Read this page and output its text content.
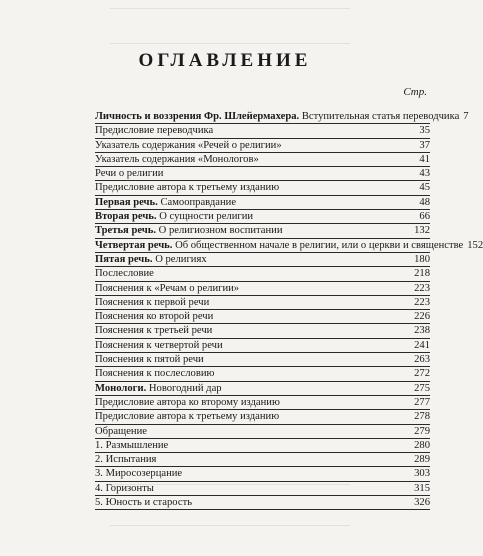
ОГЛАВЛЕНИЕ
Стр.
Личность и воззрения Фр. Шлейермахера. Вступительная статья переводчика 7
Предисловие переводчика	35
Указатель содержания «Речей о религии»	37
Указатель содержания «Монологов»	41
Речи о религии	43
Предисловие автора к третьему изданию	45
Первая речь. Самооправдание	48
Вторая речь. О сущности религии	66
Третья речь. О религиозном воспитании	132
Четвертая речь. Об общественном начале в религии, или о церкви и священстве 152
Пятая речь. О религиях	180
Послесловие	218
Пояснения к «Речам о религии»	223
Пояснения к первой речи	223
Пояснения ко второй речи	226
Пояснения к третьей речи	238
Пояснения к четвертой речи	241
Пояснения к пятой речи	263
Пояснения к послесловию	272
Монологи. Новогодний дар	275
Предисловие автора ко второму изданию	277
Предисловие автора к третьему изданию	278
Обращение	279
1. Размышление	280
2. Испытания	289
3. Миросозерцание	303
4. Горизонты	315
5. Юность и старость	326
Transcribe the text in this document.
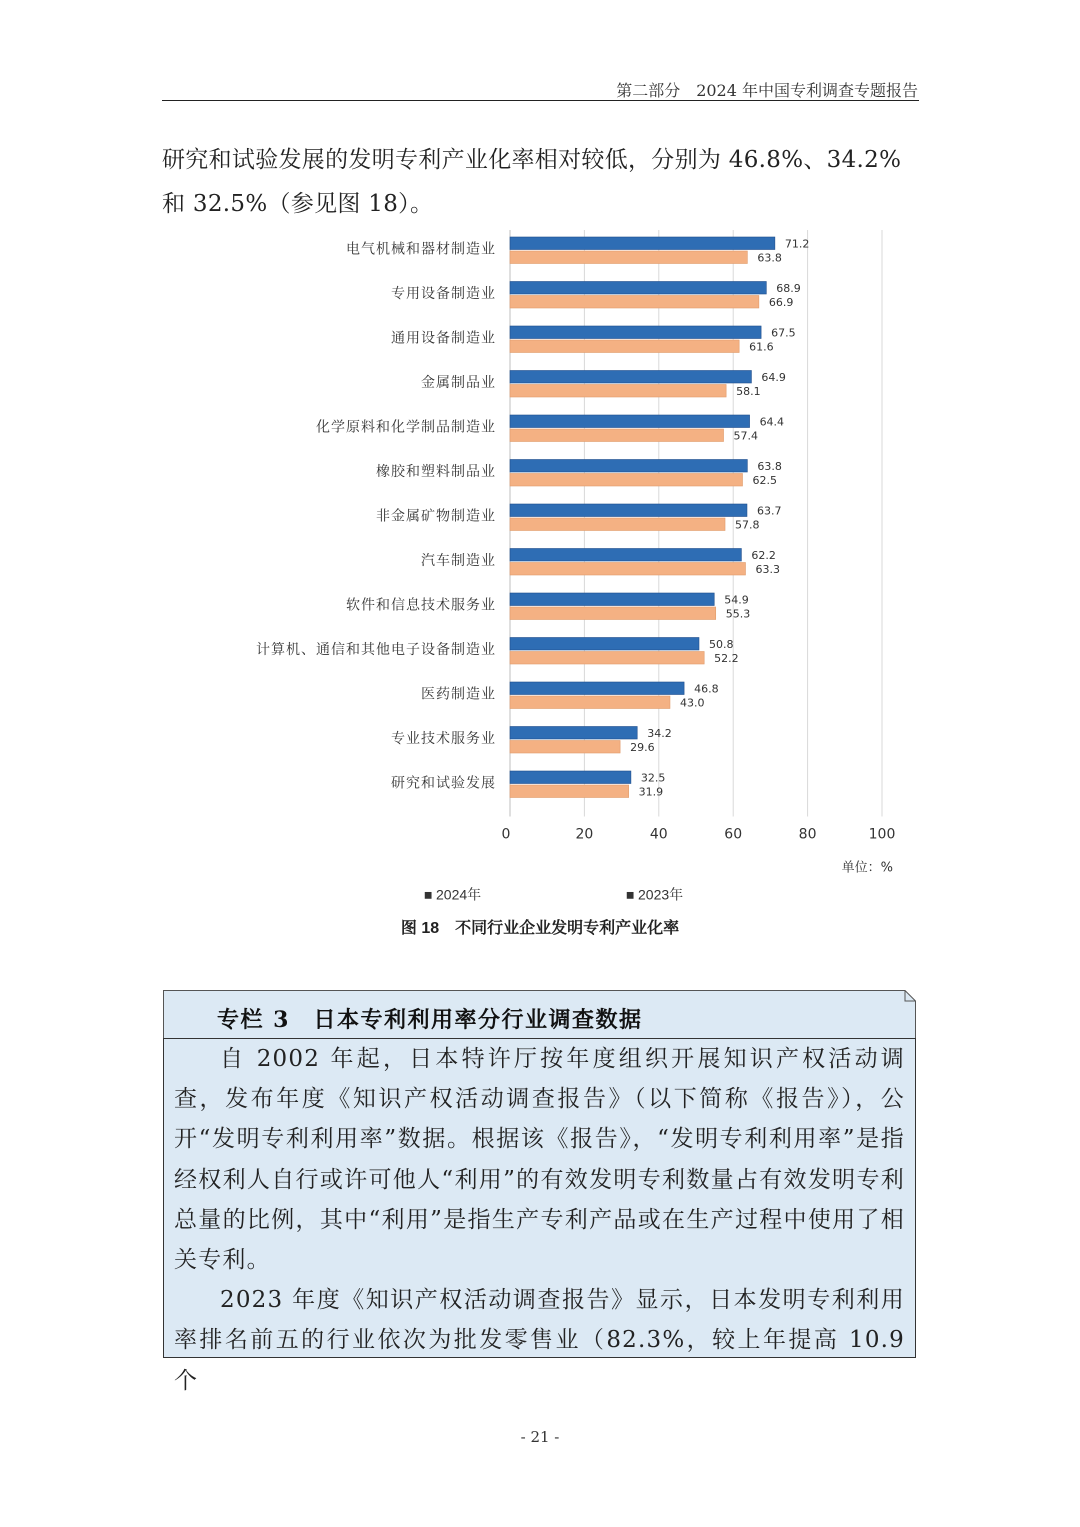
第二部分　2024 年中国专利调查专题报告

研究和试验发展的发明专利产业化率相对较低，分别为 46.8%、34.2%

和 32.5%（参见图 18）。

电气机械和器材制造业	71.2
63.8
专用设备制造业	68.9
66.9
通用设备制造业	67.5
61.6
金属制品业	64.9
58.1
化学原料和化学制品制造业	64.4
57.4
橡胶和塑料制品业	63.8
62.5
非金属矿物制造业	63.7
57.8
汽车制造业	62.2
63.3
软件和信息技术服务业	54.9
55.3
计算机、通信和其他电子设备制造业	50.8
52.2
医药制造业	46.8
43.0
专业技术服务业	34.2
29.6
研究和试验发展	32.5
31.9
0	20	40	60	80	100
单位：%
■ 2024年	■ 2023年
图 18　不同行业企业发明专利产业化率
专栏 3　日本专利利用率分行业调查数据

自 2002 年起，日本特许厅按年度组织开展知识产权活动调查，发布年度《知识产权活动调查报告》（以下简称《报告》），公开“发明专利利用率”数据。根据该《报告》，“发明专利利用率”是指经权利人自行或许可他人“利用”的有效发明专利数量占有效发明专利总量的比例，其中“利用”是指生产专利产品或在生产过程中使用了相关专利。

2023 年度《知识产权活动调查报告》显示，日本发明专利利用率排名前五的行业依次为批发零售业（82.3%，较上年提高 10.9 个

- 21 -
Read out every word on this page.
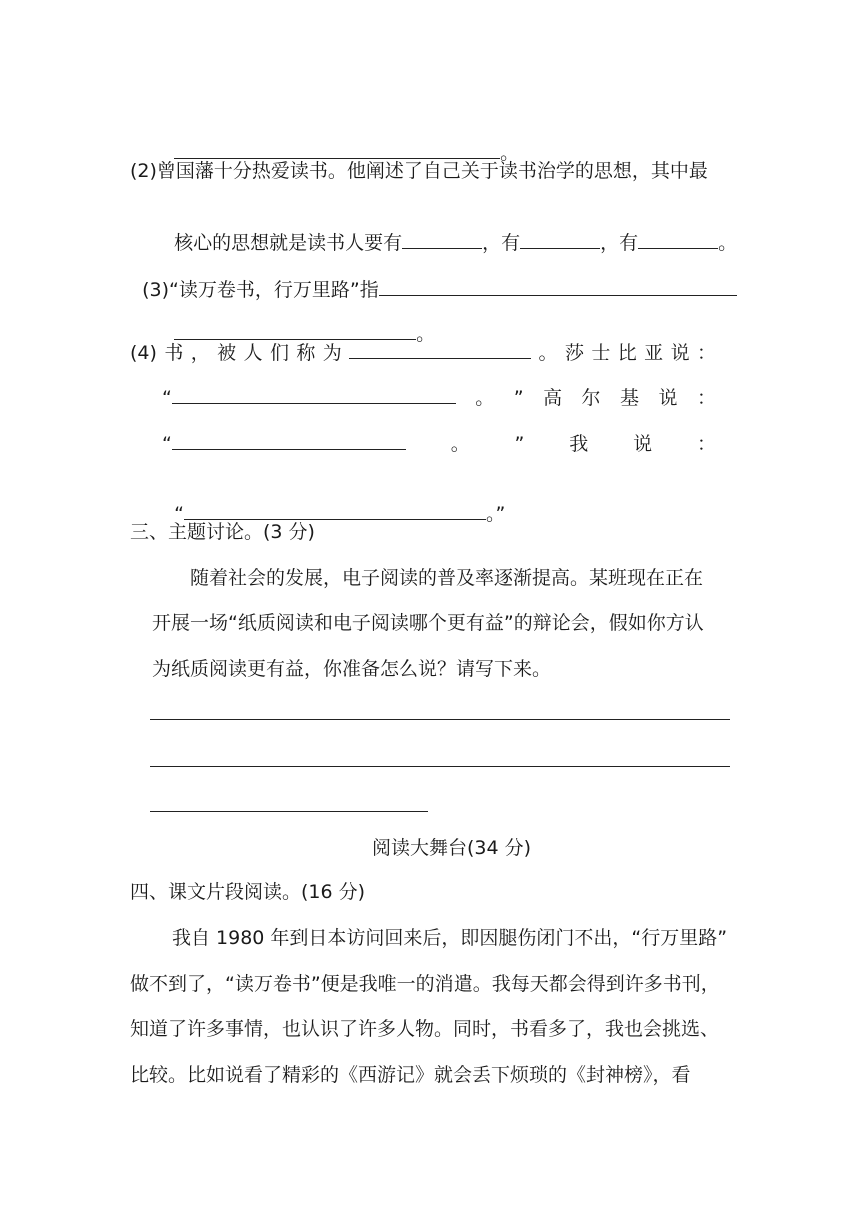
。

(2)曾国藩十分热爱读书。他阐述了自己关于读书治学的思想，其中最

核心的思想就是读书人要有	，有	，有	。

(3)“读万卷书，行万里路”指

。

(4) 书 ， 被 人 们 称 为	。 莎 士 比 亚 说 ：
“	。 ” 高 尔 基 说 ：
“	。 ” 我 说 ：

“	。”

三、主题讨论。(3 分)
随着社会的发展，电子阅读的普及率逐渐提高。某班现在正在
开展一场“纸质阅读和电子阅读哪个更有益”的辩论会，假如你方认
为纸质阅读更有益，你准备怎么说？请写下来。
阅读大舞台(34 分)
四、课文片段阅读。(16 分)
我自 1980 年到日本访问回来后，即因腿伤闭门不出，“行万里路”
做不到了，“读万卷书”便是我唯一的消遣。我每天都会得到许多书刊，
知道了许多事情，也认识了许多人物。同时，书看多了，我也会挑选、
比较。比如说看了精彩的《西游记》就会丢下烦琐的《封神榜》，看
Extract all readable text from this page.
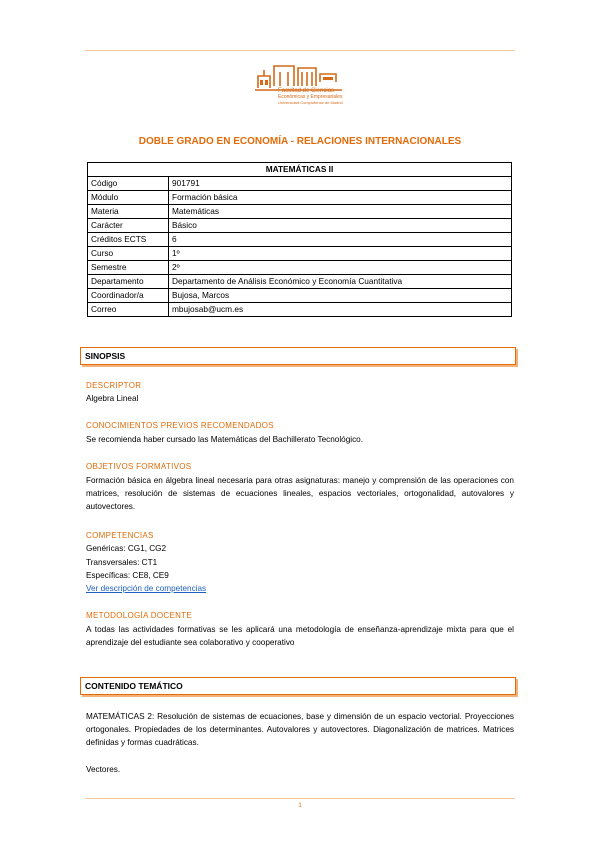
Facultad de Ciencias
Económicas y Empresariales
Universidad Complutense de Madrid
DOBLE GRADO EN ECONOMÍA - RELACIONES INTERNACIONALES
MATEMÁTICAS II	
Código	901791
Módulo	Formación básica
Materia	Matemáticas
Carácter	Básico
Créditos ECTS	6
Curso	1º
Semestre	2º
Departamento	Departamento de Análisis Económico y Economía Cuantitativa
Coordinador/a	Bujosa, Marcos
Correo	mbujosab@ucm.es
SINOPSIS
DESCRIPTOR
Algebra Lineal
CONOCIMIENTOS PREVIOS RECOMENDADOS
Se recomienda haber cursado las Matemáticas del Bachillerato Tecnológico.
OBJETIVOS FORMATIVOS
Formación básica en álgebra lineal necesaria para otras asignaturas: manejo y comprensión de las operaciones con matrices, resolución de sistemas de ecuaciones lineales, espacios vectoriales, ortogonalidad, autovalores y autovectores.
COMPETENCIAS
Genéricas: CG1, CG2
Transversales: CT1
Específicas: CE8, CE9
Ver descripción de competencias
METODOLOGÍA DOCENTE
A todas las actividades formativas se les aplicará una metodología de enseñanza-aprendizaje mixta para que el aprendizaje del estudiante sea colaborativo y cooperativo
CONTENIDO TEMÁTICO
MATEMÁTICAS 2: Resolución de sistemas de ecuaciones, base y dimensión de un espacio vectorial. Proyecciones ortogonales. Propiedades de los determinantes. Autovalores y autovectores. Diagonalización de matrices. Matrices definidas y formas cuadráticas.
Vectores.
1
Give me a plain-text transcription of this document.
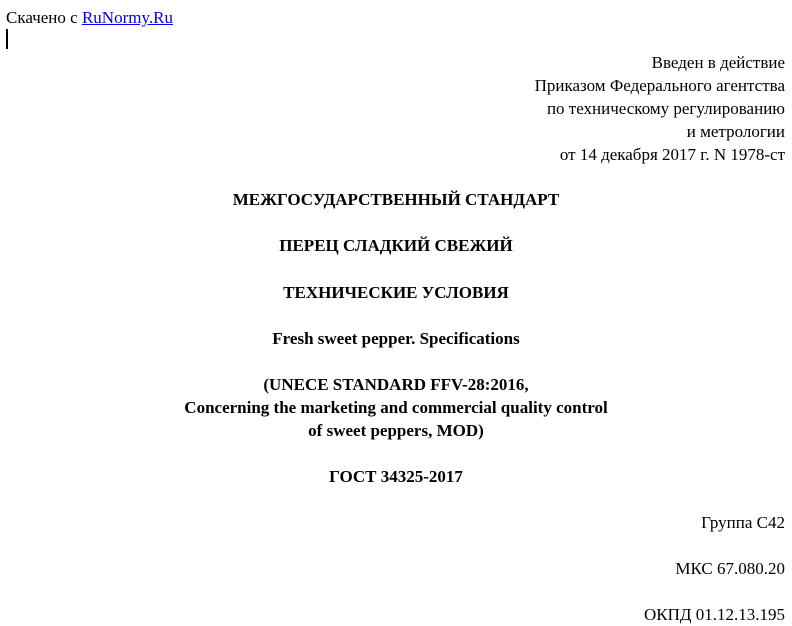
Скачено с RuNormy.Ru
Введен в действие
Приказом Федерального агентства
по техническому регулированию
и метрологии
от 14 декабря 2017 г. N 1978-ст
МЕЖГОСУДАРСТВЕННЫЙ СТАНДАРТ
ПЕРЕЦ СЛАДКИЙ СВЕЖИЙ
ТЕХНИЧЕСКИЕ УСЛОВИЯ
Fresh sweet pepper. Specifications
(UNECE STANDARD FFV-28:2016,
Concerning the marketing and commercial quality control
of sweet peppers, MOD)
ГОСТ 34325-2017
Группа С42
МКС 67.080.20
ОКПД 01.12.13.195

PROBLEM DETAILS. Repeat the preceding records precisely, and leave every picture out of the copy.

RESPONSE.
Read this page and output its text content.
ОГЛАВЛЕНИЕ
Стр.
Личность и воззрения Фр. Шлейермахера. Вступительная статья переводчика 7
Предисловие переводчика	35
Указатель содержания «Речей о религии»	37
Указатель содержания «Монологов»	41
Речи о религии	43
Предисловие автора к третьему изданию	45
Первая речь. Самооправдание	48
Вторая речь. О сущности религии	66
Третья речь. О религиозном воспитании	132
Четвертая речь. Об общественном начале в религии, или о церкви и священстве 152
Пятая речь. О религиях	180
Послесловие	218
Пояснения к «Речам о религии»	223
Пояснения к первой речи	223
Пояснения ко второй речи	226
Пояснения к третьей речи	238
Пояснения к четвертой речи	241
Пояснения к пятой речи	263
Пояснения к послесловию	272
Монологи. Новогодний дар	275
Предисловие автора ко второму изданию	277
Предисловие автора к третьему изданию	278
Обращение	279
1. Размышление	280
2. Испытания	289
3. Миросозерцание	303
4. Горизонты	315
5. Юность и старость	326
Transcribe the text in this document.
第二部分　2024 年中国专利调查专题报告

研究和试验发展的发明专利产业化率相对较低，分别为 46.8%、34.2%

和 32.5%（参见图 18）。

电气机械和器材制造业	71.2
63.8
专用设备制造业	68.9
66.9
通用设备制造业	67.5
61.6
金属制品业	64.9
58.1
化学原料和化学制品制造业	64.4
57.4
橡胶和塑料制品业	63.8
62.5
非金属矿物制造业	63.7
57.8
汽车制造业	62.2
63.3
软件和信息技术服务业	54.9
55.3
计算机、通信和其他电子设备制造业	50.8
52.2
医药制造业	46.8
43.0
专业技术服务业	34.2
29.6
研究和试验发展	32.5
31.9
0	20	40	60	80	100
单位：%
■ 2024年	■ 2023年
图 18　不同行业企业发明专利产业化率
专栏 3　日本专利利用率分行业调查数据

自 2002 年起，日本特许厅按年度组织开展知识产权活动调查，发布年度《知识产权活动调查报告》（以下简称《报告》），公开“发明专利利用率”数据。根据该《报告》，“发明专利利用率”是指经权利人自行或许可他人“利用”的有效发明专利数量占有效发明专利总量的比例，其中“利用”是指生产专利产品或在生产过程中使用了相关专利。

2023 年度《知识产权活动调查报告》显示，日本发明专利利用率排名前五的行业依次为批发零售业（82.3%，较上年提高 10.9 个

- 21 -
Read out every word on this page.
。

(2)曾国藩十分热爱读书。他阐述了自己关于读书治学的思想，其中最

核心的思想就是读书人要有	，有	，有	。

(3)“读万卷书，行万里路”指

。

(4) 书 ， 被 人 们 称 为	。 莎 士 比 亚 说 ：
“	。 ” 高 尔 基 说 ：
“	。 ” 我 说 ：

“	。”

三、主题讨论。(3 分)
随着社会的发展，电子阅读的普及率逐渐提高。某班现在正在
开展一场“纸质阅读和电子阅读哪个更有益”的辩论会，假如你方认
为纸质阅读更有益，你准备怎么说？请写下来。
阅读大舞台(34 分)
四、课文片段阅读。(16 分)
我自 1980 年到日本访问回来后，即因腿伤闭门不出，“行万里路”
做不到了，“读万卷书”便是我唯一的消遣。我每天都会得到许多书刊，
知道了许多事情，也认识了许多人物。同时，书看多了，我也会挑选、
比较。比如说看了精彩的《西游记》就会丢下烦琐的《封神榜》，看
Extract all readable text from this page.
Facultad de Ciencias
Económicas y Empresariales
Universidad Complutense de Madrid
DOBLE GRADO EN ECONOMÍA - RELACIONES INTERNACIONALES
MATEMÁTICAS II	
Código	901791
Módulo	Formación básica
Materia	Matemáticas
Carácter	Básico
Créditos ECTS	6
Curso	1º
Semestre	2º
Departamento	Departamento de Análisis Económico y Economía Cuantitativa
Coordinador/a	Bujosa, Marcos
Correo	mbujosab@ucm.es
SINOPSIS
DESCRIPTOR
Algebra Lineal
CONOCIMIENTOS PREVIOS RECOMENDADOS
Se recomienda haber cursado las Matemáticas del Bachillerato Tecnológico.
OBJETIVOS FORMATIVOS
Formación básica en álgebra lineal necesaria para otras asignaturas: manejo y comprensión de las operaciones con matrices, resolución de sistemas de ecuaciones lineales, espacios vectoriales, ortogonalidad, autovalores y autovectores.
COMPETENCIAS
Genéricas: CG1, CG2
Transversales: CT1
Específicas: CE8, CE9
Ver descripción de competencias
METODOLOGÍA DOCENTE
A todas las actividades formativas se les aplicará una metodología de enseñanza-aprendizaje mixta para que el aprendizaje del estudiante sea colaborativo y cooperativo
CONTENIDO TEMÁTICO
MATEMÁTICAS 2: Resolución de sistemas de ecuaciones, base y dimensión de un espacio vectorial. Proyecciones ortogonales. Propiedades de los determinantes. Autovalores y autovectores. Diagonalización de matrices. Matrices definidas y formas cuadráticas.
Vectores.
1
Give me a plain-text transcription of this document.
Скачено с RuNormy.Ru
Введен в действие
Приказом Федерального агентства
по техническому регулированию
и метрологии
от 14 декабря 2017 г. N 1978-ст
МЕЖГОСУДАРСТВЕННЫЙ СТАНДАРТ
ПЕРЕЦ СЛАДКИЙ СВЕЖИЙ
ТЕХНИЧЕСКИЕ УСЛОВИЯ
Fresh sweet pepper. Specifications
(UNECE STANDARD FFV-28:2016,
Concerning the marketing and commercial quality control
of sweet peppers, MOD)
ГОСТ 34325-2017
Группа С42
МКС 67.080.20
ОКПД 01.12.13.195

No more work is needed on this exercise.